─── Source records
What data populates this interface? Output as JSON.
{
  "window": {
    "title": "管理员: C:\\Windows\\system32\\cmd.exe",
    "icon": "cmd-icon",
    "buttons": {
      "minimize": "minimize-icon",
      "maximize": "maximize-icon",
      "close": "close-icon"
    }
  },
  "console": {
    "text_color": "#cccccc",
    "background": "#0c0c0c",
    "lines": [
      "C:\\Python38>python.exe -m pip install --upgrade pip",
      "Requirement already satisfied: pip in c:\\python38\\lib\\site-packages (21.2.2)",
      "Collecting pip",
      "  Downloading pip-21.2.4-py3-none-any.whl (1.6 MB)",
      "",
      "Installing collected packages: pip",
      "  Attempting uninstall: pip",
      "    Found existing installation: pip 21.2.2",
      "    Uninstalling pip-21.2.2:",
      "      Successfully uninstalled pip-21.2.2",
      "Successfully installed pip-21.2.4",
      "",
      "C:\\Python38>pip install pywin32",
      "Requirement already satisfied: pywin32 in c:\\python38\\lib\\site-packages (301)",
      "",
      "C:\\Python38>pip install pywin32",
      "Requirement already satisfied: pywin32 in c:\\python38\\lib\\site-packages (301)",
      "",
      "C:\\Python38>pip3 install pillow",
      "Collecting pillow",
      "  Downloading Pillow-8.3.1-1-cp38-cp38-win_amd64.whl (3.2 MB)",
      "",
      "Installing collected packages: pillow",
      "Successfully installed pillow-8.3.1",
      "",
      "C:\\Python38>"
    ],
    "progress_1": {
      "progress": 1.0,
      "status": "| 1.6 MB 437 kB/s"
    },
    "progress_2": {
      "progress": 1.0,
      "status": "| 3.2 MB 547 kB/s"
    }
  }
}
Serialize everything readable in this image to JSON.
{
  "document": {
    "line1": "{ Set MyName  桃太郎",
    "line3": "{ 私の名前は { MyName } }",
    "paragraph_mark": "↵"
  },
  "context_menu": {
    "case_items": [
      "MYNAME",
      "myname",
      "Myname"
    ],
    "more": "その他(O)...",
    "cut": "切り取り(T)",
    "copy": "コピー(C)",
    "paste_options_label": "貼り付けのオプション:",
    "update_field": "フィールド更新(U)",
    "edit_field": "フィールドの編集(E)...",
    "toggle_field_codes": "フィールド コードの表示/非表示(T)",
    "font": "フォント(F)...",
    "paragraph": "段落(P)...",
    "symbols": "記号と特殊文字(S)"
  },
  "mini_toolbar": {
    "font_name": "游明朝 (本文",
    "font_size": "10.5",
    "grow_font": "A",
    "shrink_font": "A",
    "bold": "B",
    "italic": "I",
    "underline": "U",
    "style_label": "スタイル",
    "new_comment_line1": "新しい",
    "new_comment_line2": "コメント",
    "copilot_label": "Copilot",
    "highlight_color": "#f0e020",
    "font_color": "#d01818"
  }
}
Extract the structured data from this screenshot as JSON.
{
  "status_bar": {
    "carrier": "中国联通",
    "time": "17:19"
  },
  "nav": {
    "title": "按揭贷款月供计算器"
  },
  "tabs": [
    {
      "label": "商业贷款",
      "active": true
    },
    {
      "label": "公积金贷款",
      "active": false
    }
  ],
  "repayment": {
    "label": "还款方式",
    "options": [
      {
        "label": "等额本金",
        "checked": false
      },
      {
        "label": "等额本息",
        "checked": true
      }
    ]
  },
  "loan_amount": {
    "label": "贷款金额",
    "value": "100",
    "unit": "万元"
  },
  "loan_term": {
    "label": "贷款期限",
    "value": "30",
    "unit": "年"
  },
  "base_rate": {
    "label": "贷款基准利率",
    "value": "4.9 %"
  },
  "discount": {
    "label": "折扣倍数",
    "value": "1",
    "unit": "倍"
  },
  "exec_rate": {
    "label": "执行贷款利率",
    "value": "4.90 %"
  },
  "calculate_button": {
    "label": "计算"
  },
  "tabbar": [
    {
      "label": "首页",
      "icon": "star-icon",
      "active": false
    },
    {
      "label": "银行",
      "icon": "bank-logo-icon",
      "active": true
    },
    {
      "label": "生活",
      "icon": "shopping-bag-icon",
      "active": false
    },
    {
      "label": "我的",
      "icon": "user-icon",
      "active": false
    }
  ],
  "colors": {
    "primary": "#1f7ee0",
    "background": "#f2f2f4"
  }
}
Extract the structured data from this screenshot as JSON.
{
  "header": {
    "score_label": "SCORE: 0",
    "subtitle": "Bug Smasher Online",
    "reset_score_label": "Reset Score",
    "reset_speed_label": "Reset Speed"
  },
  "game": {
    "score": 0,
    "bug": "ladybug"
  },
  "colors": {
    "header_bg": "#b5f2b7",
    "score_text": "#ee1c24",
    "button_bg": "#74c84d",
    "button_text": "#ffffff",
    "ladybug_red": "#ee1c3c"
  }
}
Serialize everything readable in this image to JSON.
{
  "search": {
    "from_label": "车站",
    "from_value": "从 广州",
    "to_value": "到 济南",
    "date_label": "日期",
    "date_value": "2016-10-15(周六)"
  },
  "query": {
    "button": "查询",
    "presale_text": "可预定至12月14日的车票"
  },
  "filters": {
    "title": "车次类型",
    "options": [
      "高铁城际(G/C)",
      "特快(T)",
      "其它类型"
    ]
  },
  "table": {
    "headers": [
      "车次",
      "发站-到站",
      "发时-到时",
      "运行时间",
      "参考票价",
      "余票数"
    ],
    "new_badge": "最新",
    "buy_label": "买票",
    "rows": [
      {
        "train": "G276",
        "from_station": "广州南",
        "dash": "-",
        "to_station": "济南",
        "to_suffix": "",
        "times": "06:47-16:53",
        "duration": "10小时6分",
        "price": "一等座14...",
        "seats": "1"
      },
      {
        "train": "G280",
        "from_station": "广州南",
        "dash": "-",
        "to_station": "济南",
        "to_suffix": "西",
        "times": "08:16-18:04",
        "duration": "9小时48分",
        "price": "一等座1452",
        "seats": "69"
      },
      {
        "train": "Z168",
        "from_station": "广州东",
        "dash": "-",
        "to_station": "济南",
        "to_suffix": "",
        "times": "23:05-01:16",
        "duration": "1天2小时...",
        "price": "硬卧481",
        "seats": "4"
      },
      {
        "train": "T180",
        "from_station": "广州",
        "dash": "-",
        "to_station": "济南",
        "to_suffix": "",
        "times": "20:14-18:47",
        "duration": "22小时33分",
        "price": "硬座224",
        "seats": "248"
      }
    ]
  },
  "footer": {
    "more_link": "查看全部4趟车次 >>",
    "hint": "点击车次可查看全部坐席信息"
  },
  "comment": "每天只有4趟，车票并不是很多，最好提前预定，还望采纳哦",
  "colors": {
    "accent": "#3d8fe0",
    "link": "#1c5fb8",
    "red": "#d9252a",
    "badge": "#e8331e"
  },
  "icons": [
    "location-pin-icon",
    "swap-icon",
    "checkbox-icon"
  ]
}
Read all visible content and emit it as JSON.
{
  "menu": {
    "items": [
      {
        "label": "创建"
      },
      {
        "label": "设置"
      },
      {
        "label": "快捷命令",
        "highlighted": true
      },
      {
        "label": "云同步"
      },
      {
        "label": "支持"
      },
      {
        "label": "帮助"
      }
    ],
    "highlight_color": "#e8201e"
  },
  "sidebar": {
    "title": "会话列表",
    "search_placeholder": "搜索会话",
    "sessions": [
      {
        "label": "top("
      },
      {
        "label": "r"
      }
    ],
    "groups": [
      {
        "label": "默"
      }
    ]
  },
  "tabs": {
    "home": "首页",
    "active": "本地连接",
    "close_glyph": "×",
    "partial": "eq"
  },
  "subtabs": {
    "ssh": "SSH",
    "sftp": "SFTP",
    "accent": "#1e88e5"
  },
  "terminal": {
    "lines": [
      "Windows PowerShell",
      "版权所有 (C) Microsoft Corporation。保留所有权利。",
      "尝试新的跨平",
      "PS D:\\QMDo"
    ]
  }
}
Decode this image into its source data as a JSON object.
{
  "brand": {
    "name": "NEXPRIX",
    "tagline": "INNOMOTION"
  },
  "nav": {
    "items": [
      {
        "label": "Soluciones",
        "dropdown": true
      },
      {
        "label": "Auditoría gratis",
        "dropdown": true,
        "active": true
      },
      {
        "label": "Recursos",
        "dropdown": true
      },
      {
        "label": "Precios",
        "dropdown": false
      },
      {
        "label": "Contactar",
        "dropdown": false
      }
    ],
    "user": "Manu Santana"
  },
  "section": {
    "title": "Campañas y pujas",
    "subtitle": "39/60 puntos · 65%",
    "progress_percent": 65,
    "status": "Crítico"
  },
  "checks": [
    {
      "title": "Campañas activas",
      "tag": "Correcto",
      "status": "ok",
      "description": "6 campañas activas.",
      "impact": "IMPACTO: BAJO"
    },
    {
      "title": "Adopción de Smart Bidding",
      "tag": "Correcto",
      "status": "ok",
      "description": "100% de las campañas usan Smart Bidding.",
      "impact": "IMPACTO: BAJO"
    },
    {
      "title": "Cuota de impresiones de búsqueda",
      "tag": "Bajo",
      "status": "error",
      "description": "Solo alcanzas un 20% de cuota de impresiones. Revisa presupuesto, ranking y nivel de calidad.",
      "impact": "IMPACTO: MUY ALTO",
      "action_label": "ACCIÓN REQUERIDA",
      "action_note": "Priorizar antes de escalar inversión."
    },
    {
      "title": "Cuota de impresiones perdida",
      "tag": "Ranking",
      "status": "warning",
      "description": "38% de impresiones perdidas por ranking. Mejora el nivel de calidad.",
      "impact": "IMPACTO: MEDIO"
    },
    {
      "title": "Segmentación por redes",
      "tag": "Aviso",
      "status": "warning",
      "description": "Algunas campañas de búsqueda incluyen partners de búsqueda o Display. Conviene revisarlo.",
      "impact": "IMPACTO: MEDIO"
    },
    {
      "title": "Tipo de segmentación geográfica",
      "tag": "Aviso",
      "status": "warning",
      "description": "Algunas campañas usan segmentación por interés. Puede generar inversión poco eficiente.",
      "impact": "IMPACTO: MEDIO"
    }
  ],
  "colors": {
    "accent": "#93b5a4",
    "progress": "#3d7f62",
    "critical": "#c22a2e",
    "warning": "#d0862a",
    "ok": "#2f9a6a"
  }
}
──────
- _Task statement_:
Within the data above, count the lines that contain the string "train"; the reply is the number alone.

- _Written response_:
4